PROBLEMS TO WORK ON:
[A] From the blog comment thread, reproduce the passage starting at "Always enjoy reading" and ending at "this time then.".
[B] In the blog comment thread, which two risks does JCK list?

TEXT TO READ:
====================
Always enjoy reading your insights, thank you for sharing them even though I know you will say you are just talking to yourselves :) You analyse the situation so succinctly, were you in a finance role or financial institution in your past career?

AK71 said...

Hi Winnie,

OK. I won't say I am talking to myself this time then.

Just making notes for my future reference.

AK so creative. ;p

You are welcome to eavesdrop, of course. :)

I had a little bit of education in economics and finance but not enough to be an expert.

My knowledge is very pedestrian but it helps that I am interested in the topics. :)

JCK said...

1. Credit risk- assets can also turn bad and are unable to generate income required to make loan repayments.
2. interest rate risk. -Funding cost for banks can also rise

These probably apply to Reits presently.
How do you see the mid tier Reits going through this present scenario?
I can see some valuation problems for Reits presently.

AK71 said...
====================
DATASET CONTENT:

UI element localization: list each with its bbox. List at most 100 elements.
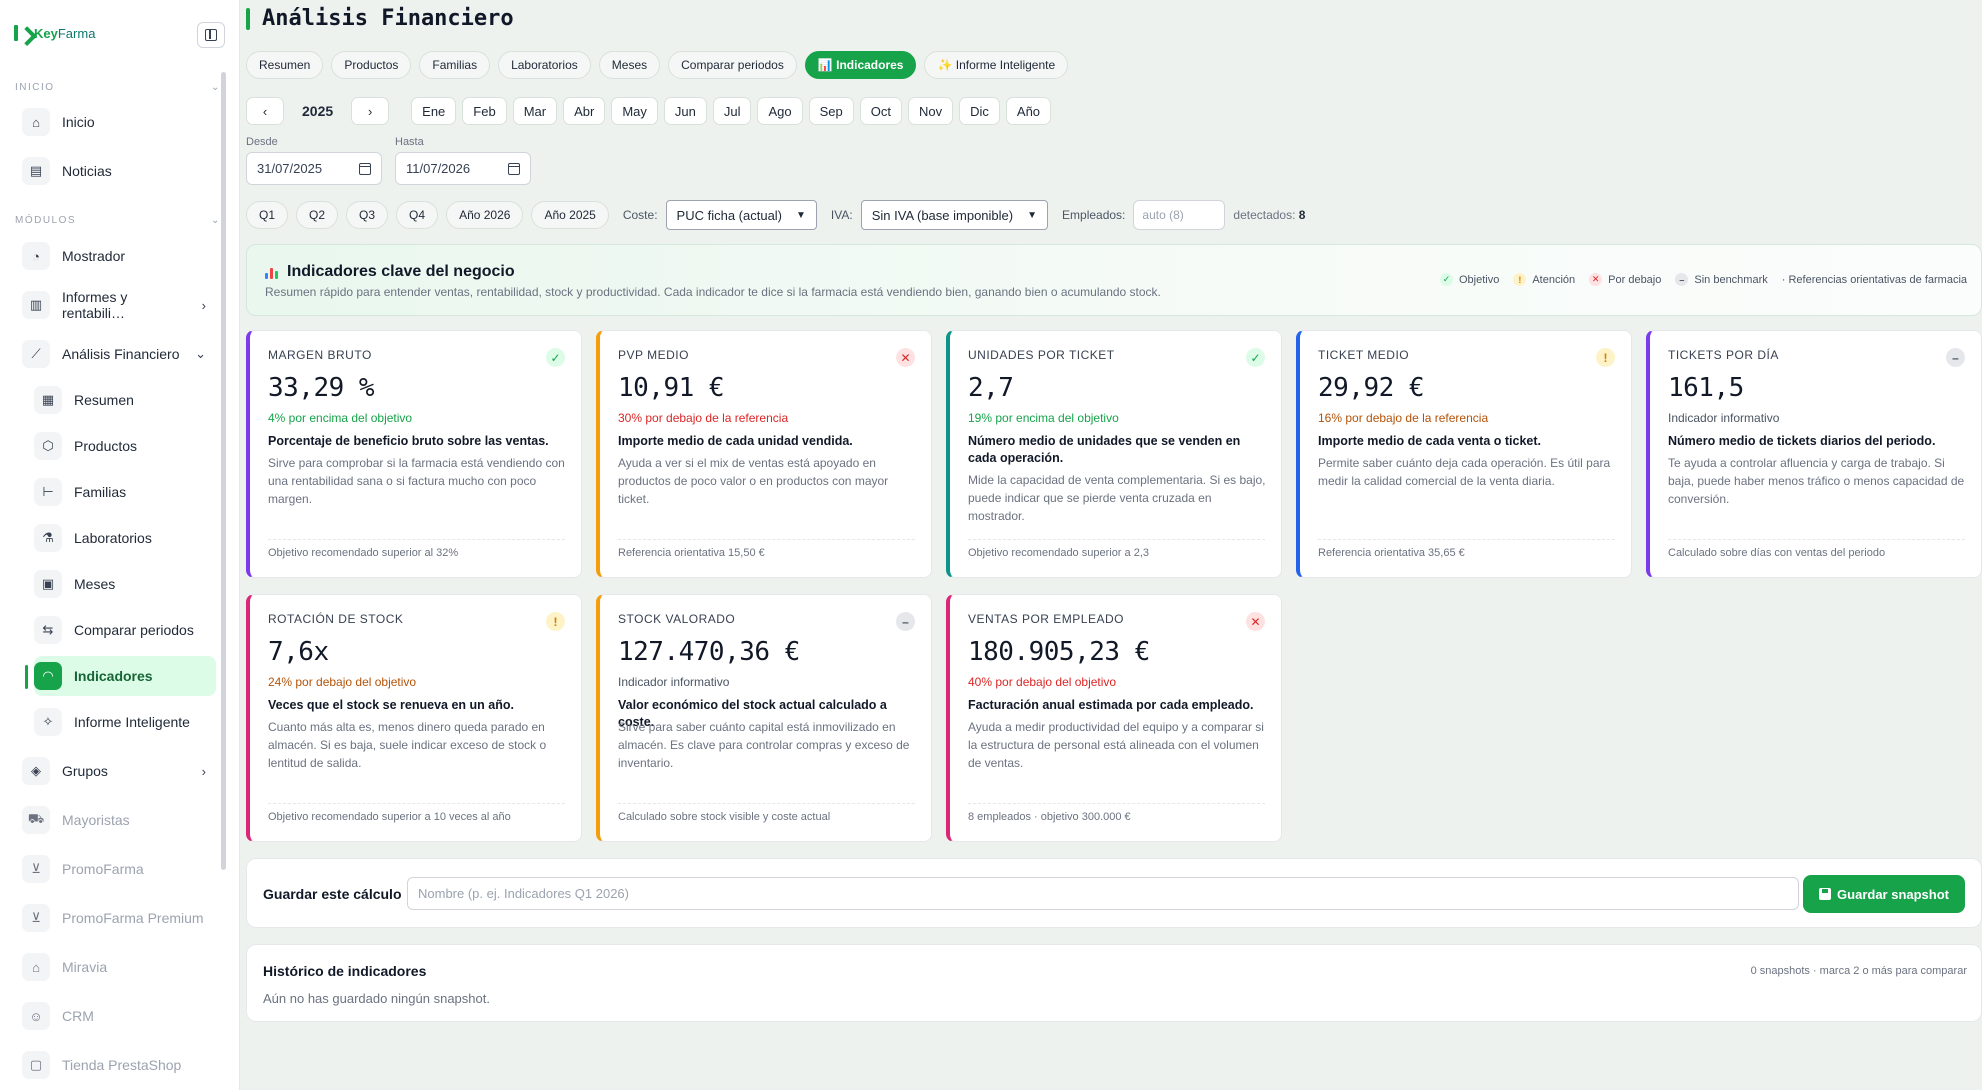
====================
RESPONSE LIST:
[A]
Always enjoy reading your insights, thank you for sharing them even though I know you will say you are just talking to yourselves :) You analyse the situation so succinctly, were you in a finance role or financial institution in your past career?

AK71 said...

Hi Winnie,

OK. I won't say I am talking to myself this time then.

[B] Credit risk and interest rate risk.